- Aufgabenstellung 1 -
Wo fällt laut dem Bericht die Entscheidung über die Nachfolgeverwendung?

- Lesetext -
>>>>>

Bericht Nr. 029 (14.12.2012): Das letzte Jahr in China?

Die Zeit vergeht unheimlich schnell und wir sind jetzt schon 2 Jahre und 2 Monate hier. Damit ist das letzte Jahr in China angebrochen. Aber ist es wirklich das letzte Jahr - ich weiss es nicht! Das haengt davon ab, wann und wo eine Nachfolgeverwendung fuer mich zur Verfugung steht. Die Entscheidung darueber habe also nicht ich, sondern sie faellt in Muenchen. Wir werden ja sehen.

Seit dem 8.11.12 fand in Beijing der Parteitag der kommunistischen Partei statt, auf dem dann auch eine neue Regierung "gewaehlt" wurde. Wir bekamen davon hier praktisch nichts mit, was wir aber sehr wohl merkten ist, dass etwa zwei bis drei Wochen praktisch nichts mehr lief im Internet. Seitens der Behoerden wurde das Internet so stark gebremst od. gefiltert, dass wir praktisch keine oder nur sehr schlechte Verbindung zur Aussenwelt hatten. Isolierhaft!

Nun, was hat sich veraendert in den letzten beiden Jahren in Shenyang? Fast alles! Die Stadt ist durch die vielen Baeume, die gepflanzt wurden, sehr viel gruener geworden. Auch die Auswahl an Kaese ist in den Laeden deutlich groesser geworden, selbst einen deutschen Baecker haben wir seit Ostern - und der macht in den naechsten Wochen in unserer Nachbarschaft auch noch einen Laden auf, in dem er Wurst und Kaese verkauft! Da die gesamte Stadt eine einzige Grossbaustelle ist, hat sie auch ihr Gesicht veraendert. Wenn ich aus dem Fenster unserer Wohnung ueber den Fluss schaue, dann steht dort ein riesiges Meer an Hochhaeusern, soweit das Auge reicht.

<<<<<

Gespeicherte Dateneinträge:

>>>>>

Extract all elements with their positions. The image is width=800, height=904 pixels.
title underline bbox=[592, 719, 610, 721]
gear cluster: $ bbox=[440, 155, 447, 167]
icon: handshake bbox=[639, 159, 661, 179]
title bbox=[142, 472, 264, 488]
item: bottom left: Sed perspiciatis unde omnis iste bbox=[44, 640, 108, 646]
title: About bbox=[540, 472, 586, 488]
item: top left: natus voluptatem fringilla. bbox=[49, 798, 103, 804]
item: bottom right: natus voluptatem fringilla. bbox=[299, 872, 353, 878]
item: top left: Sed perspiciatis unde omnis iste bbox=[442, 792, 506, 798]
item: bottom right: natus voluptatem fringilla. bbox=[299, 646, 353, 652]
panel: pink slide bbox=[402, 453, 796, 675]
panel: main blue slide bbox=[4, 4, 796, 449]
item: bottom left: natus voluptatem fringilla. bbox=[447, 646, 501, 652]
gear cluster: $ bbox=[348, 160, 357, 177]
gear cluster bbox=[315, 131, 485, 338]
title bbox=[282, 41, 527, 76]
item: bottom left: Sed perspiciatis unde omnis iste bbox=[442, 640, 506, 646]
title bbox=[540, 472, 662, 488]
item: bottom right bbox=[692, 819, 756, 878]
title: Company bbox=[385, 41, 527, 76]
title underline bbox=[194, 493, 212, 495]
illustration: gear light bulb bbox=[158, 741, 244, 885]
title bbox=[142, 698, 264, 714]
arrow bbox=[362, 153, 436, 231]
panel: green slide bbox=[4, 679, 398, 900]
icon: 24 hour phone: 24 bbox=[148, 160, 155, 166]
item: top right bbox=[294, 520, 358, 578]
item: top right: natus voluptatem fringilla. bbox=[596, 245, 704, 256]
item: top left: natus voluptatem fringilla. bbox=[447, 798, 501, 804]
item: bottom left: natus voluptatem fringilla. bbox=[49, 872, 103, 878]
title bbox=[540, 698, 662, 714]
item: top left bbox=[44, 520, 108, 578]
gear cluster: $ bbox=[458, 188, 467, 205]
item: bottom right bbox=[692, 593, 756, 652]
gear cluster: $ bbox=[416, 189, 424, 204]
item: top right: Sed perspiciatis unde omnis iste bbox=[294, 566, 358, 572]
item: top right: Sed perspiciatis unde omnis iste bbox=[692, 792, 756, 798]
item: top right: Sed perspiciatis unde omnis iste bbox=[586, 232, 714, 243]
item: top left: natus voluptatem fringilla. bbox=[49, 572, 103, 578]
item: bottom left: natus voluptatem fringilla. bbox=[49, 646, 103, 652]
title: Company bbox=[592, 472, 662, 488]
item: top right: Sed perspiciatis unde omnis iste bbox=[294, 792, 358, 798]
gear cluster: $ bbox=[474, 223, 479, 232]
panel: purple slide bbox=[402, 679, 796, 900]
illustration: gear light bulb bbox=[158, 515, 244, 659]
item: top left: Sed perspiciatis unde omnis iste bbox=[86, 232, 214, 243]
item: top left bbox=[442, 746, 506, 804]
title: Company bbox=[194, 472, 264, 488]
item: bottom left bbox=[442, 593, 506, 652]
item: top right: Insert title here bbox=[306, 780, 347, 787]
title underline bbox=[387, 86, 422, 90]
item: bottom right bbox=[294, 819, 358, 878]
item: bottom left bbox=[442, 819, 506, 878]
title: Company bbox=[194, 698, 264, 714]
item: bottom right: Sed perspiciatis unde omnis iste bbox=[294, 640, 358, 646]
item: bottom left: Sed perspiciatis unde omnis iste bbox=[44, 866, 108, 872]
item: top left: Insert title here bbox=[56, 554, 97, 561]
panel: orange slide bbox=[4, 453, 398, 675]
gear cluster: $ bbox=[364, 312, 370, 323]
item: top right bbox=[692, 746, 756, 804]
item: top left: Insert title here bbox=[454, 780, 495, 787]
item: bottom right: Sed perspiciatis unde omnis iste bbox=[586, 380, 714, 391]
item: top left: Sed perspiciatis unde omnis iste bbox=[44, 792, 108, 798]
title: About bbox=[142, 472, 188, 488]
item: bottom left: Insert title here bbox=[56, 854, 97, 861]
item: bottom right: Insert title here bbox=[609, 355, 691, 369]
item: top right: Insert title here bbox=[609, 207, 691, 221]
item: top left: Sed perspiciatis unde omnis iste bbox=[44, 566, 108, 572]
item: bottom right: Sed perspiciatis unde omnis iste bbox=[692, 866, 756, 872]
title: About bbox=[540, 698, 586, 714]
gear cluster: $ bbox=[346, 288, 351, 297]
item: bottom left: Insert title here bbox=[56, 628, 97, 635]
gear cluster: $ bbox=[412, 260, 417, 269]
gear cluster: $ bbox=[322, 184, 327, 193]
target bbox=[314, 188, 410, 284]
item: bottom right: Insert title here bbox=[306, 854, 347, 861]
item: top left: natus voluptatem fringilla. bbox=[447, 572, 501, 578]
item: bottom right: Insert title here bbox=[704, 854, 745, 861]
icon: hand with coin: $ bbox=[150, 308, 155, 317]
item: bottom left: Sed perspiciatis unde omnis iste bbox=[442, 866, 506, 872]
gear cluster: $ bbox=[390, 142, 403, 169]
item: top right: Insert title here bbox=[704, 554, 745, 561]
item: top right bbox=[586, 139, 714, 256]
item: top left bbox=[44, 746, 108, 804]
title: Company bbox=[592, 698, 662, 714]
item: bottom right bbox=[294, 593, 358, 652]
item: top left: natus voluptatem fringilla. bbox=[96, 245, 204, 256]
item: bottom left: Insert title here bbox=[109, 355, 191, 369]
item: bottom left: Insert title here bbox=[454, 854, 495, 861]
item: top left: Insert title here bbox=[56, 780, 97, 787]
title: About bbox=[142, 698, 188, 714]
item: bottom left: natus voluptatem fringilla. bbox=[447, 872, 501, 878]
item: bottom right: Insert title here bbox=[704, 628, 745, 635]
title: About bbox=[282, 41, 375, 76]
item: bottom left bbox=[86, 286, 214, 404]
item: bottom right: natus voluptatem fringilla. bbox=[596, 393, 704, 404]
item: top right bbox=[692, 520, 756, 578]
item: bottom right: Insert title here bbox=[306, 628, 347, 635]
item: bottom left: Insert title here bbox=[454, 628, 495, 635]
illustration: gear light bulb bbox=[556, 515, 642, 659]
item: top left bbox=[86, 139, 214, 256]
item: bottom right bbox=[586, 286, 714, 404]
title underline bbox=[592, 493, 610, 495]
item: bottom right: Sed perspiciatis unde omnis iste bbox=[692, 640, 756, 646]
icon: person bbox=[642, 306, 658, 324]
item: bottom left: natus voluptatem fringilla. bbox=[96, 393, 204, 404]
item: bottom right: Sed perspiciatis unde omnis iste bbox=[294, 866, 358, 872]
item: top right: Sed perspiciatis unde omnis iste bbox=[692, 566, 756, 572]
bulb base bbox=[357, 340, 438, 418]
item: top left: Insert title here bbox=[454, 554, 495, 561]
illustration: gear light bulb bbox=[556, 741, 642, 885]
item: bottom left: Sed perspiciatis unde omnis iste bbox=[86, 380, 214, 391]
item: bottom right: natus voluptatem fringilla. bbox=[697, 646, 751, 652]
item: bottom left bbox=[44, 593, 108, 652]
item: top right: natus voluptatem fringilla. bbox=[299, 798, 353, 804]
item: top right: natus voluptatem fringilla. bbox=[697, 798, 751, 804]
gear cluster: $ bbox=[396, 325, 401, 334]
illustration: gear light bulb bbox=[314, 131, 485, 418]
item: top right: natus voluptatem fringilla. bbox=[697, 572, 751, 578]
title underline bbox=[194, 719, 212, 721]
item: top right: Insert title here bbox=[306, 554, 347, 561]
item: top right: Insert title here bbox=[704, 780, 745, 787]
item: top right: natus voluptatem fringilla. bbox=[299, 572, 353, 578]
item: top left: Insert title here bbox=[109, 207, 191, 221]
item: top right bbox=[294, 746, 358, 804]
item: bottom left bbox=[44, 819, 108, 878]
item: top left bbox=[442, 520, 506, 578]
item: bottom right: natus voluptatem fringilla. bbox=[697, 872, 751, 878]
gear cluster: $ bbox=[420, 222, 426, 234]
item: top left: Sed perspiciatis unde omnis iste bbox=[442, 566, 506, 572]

<<<<<

- Aufgabenstellung 2 -
Entnimm den Datensätzen unverändert alle Zeilen vom Anfang bis einschließlich der Zeile mit „item: top right bbox=[294, 520, 358, 578]“.

- Aufgabenergebnis 1 -
Die Entscheidung fällt in München.

- Aufgabenergebnis 2 -
Extract all elements with their positions. The image is width=800, height=904 pixels.
title underline bbox=[592, 719, 610, 721]
gear cluster: $ bbox=[440, 155, 447, 167]
icon: handshake bbox=[639, 159, 661, 179]
title bbox=[142, 472, 264, 488]
item: bottom left: Sed perspiciatis unde omnis iste bbox=[44, 640, 108, 646]
title: About bbox=[540, 472, 586, 488]
item: top left: natus voluptatem fringilla. bbox=[49, 798, 103, 804]
item: bottom right: natus voluptatem fringilla. bbox=[299, 872, 353, 878]
item: top left: Sed perspiciatis unde omnis iste bbox=[442, 792, 506, 798]
item: bottom right: natus voluptatem fringilla. bbox=[299, 646, 353, 652]
panel: pink slide bbox=[402, 453, 796, 675]
panel: main blue slide bbox=[4, 4, 796, 449]
item: bottom left: natus voluptatem fringilla. bbox=[447, 646, 501, 652]
gear cluster: $ bbox=[348, 160, 357, 177]
gear cluster bbox=[315, 131, 485, 338]
title bbox=[282, 41, 527, 76]
item: bottom left: Sed perspiciatis unde omnis iste bbox=[442, 640, 506, 646]
title bbox=[540, 472, 662, 488]
item: bottom right bbox=[692, 819, 756, 878]
title: Company bbox=[385, 41, 527, 76]
title underline bbox=[194, 493, 212, 495]
illustration: gear light bulb bbox=[158, 741, 244, 885]
title bbox=[142, 698, 264, 714]
arrow bbox=[362, 153, 436, 231]
panel: green slide bbox=[4, 679, 398, 900]
icon: 24 hour phone: 24 bbox=[148, 160, 155, 166]
item: top right bbox=[294, 520, 358, 578]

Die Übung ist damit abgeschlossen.